___ Record list

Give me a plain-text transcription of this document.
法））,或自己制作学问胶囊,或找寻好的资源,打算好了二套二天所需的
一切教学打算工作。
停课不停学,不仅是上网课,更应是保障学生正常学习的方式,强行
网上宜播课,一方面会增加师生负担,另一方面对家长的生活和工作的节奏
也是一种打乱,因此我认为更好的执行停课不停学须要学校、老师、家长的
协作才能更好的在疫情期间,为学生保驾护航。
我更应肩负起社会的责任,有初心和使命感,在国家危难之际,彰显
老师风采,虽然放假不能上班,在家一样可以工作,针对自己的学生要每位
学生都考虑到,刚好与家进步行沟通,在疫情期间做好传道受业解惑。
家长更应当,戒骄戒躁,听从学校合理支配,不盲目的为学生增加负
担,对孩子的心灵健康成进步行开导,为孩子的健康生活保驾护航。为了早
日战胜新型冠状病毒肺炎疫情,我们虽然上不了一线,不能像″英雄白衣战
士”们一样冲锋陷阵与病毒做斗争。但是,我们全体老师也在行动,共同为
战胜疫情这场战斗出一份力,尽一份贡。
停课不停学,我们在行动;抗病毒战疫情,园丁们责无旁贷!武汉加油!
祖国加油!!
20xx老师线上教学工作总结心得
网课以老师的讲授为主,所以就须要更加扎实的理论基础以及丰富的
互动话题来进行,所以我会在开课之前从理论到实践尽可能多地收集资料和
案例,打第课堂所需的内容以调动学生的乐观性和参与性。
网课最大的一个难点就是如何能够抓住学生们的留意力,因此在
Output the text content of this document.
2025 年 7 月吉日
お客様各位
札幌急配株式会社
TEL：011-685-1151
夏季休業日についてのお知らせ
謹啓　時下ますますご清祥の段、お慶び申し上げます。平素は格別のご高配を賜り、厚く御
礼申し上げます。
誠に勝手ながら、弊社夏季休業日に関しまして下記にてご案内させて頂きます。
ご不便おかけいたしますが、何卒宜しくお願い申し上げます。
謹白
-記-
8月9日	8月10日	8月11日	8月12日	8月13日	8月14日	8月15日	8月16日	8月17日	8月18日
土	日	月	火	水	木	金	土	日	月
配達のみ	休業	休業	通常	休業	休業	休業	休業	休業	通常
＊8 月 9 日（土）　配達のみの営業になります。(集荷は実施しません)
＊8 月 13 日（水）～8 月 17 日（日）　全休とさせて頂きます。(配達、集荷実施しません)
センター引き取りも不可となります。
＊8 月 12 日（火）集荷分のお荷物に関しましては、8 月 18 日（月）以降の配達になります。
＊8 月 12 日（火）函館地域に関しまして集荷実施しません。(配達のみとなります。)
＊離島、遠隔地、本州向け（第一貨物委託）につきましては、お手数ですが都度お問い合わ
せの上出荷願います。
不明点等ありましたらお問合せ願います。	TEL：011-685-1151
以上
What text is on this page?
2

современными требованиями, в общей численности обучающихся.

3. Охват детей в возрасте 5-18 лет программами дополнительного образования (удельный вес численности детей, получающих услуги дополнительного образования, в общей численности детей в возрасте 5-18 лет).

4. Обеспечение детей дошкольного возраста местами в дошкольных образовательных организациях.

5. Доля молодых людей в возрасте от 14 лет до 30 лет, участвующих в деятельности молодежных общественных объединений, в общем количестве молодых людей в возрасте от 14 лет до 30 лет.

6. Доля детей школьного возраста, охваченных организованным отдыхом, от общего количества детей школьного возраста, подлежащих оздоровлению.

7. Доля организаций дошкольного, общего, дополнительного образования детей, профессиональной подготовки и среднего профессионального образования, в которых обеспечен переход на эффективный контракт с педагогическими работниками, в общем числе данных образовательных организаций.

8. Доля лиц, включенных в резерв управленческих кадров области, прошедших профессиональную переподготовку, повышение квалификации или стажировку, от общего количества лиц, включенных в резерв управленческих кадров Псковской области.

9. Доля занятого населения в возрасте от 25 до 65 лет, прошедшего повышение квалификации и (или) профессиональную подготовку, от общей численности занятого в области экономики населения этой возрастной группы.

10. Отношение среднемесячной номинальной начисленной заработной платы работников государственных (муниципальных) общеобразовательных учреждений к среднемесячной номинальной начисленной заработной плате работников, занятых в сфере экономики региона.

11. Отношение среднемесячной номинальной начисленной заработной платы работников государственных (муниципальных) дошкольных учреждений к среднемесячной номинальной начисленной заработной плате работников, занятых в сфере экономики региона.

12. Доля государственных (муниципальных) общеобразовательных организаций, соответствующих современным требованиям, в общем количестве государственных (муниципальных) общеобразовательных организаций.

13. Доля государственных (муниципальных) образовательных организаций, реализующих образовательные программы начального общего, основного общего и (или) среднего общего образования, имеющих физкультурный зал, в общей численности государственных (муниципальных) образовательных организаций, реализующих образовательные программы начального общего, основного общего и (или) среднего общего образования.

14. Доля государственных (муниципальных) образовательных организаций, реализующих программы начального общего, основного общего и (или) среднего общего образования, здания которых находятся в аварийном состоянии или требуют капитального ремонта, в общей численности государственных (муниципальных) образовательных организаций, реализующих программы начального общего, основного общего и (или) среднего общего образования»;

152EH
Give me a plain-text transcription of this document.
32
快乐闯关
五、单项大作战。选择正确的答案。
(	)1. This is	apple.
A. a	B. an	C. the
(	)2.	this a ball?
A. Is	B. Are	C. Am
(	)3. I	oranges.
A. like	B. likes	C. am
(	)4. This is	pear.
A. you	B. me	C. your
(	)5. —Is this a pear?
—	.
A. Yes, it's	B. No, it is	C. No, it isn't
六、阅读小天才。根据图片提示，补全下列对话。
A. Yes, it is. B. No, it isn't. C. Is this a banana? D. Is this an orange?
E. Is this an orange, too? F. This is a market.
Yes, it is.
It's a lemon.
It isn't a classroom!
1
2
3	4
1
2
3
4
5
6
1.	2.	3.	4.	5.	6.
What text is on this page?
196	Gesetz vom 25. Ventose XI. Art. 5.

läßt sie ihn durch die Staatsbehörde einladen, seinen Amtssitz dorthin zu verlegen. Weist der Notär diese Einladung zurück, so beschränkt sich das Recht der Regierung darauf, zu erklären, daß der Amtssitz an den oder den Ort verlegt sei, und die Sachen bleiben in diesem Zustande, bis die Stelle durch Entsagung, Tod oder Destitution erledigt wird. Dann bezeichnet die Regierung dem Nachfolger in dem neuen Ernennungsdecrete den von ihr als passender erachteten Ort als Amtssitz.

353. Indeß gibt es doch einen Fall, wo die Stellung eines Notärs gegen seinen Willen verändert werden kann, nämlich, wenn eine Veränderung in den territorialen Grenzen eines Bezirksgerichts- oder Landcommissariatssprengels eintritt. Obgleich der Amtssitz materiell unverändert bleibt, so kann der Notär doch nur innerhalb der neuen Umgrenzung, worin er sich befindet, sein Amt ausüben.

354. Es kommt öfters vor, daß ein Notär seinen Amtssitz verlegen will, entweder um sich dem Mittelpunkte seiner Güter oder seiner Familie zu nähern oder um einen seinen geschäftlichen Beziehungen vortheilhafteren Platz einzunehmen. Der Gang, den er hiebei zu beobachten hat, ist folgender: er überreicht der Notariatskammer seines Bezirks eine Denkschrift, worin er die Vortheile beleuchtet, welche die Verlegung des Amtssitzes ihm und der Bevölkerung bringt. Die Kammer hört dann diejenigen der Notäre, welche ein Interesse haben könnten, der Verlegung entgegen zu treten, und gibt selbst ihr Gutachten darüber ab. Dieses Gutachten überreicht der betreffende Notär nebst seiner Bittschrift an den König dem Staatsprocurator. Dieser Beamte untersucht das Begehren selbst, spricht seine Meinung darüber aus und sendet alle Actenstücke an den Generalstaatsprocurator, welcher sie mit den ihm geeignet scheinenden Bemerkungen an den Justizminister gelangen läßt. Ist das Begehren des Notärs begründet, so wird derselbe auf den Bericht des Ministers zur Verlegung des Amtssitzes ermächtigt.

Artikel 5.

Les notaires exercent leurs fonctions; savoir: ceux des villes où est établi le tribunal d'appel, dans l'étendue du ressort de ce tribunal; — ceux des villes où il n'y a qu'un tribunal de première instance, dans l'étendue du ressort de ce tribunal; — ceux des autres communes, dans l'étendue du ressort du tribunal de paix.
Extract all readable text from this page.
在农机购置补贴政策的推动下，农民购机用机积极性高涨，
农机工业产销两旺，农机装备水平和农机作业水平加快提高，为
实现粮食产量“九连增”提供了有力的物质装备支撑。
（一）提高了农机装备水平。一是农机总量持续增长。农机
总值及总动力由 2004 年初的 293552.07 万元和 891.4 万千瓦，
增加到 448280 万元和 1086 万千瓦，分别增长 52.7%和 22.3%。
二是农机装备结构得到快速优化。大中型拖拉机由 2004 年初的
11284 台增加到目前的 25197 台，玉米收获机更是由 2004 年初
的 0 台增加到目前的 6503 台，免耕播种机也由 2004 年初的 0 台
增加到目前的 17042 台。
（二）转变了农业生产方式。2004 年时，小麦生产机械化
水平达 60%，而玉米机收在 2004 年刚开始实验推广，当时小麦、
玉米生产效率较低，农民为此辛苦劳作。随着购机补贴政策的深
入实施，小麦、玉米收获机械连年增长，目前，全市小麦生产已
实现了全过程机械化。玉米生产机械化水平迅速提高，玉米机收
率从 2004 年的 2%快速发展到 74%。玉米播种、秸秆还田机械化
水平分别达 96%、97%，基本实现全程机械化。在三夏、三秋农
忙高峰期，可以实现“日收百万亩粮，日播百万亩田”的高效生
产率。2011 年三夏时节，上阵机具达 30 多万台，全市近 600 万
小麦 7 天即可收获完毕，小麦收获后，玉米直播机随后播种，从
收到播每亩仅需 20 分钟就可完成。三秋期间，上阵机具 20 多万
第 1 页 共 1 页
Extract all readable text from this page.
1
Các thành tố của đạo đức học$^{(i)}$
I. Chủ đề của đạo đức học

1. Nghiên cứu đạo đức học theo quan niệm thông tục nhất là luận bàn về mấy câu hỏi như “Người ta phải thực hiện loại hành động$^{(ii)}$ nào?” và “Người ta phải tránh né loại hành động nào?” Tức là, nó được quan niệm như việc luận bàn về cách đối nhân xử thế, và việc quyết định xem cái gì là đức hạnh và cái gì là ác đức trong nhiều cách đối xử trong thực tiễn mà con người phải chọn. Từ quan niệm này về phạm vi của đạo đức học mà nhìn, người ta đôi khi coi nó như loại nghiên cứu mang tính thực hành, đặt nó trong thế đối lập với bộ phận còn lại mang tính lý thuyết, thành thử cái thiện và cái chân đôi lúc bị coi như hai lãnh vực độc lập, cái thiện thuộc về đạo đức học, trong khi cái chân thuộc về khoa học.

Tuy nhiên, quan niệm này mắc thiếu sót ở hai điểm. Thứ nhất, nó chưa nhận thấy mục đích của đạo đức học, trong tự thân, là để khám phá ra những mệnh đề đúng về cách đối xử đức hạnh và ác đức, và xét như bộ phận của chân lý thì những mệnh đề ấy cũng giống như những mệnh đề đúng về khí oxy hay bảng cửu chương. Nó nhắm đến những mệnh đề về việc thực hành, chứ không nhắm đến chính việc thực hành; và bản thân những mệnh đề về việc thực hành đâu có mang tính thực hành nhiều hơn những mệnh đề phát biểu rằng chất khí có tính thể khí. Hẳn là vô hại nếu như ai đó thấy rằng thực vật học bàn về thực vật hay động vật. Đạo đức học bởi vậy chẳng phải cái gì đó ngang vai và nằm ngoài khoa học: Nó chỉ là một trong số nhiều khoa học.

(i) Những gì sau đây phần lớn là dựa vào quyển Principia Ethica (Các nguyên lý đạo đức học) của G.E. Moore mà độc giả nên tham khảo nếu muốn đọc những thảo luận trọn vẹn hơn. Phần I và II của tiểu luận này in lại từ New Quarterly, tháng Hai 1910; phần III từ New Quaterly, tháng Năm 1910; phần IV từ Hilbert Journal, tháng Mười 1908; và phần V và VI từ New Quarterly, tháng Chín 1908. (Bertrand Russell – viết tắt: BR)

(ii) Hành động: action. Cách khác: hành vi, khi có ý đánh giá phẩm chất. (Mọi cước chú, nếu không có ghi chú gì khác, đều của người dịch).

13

______

▸ **Exercise task**: In the lines above, find each one with "повышение" and list it.

▸ **Right answer**:
8. Доля лиц, включенных в резерв управленческих кадров области, прошедших профессиональную переподготовку, повышение квалификации или стажировку, от общего количества лиц, включенных в резерв управленческих кадров Псковской области.
9. Доля занятого населения в возрасте от 25 до 65 лет, прошедшего повышение квалификации и (или) профессиональную подготовку, от общей численности занятого в области экономики населения этой возрастной группы.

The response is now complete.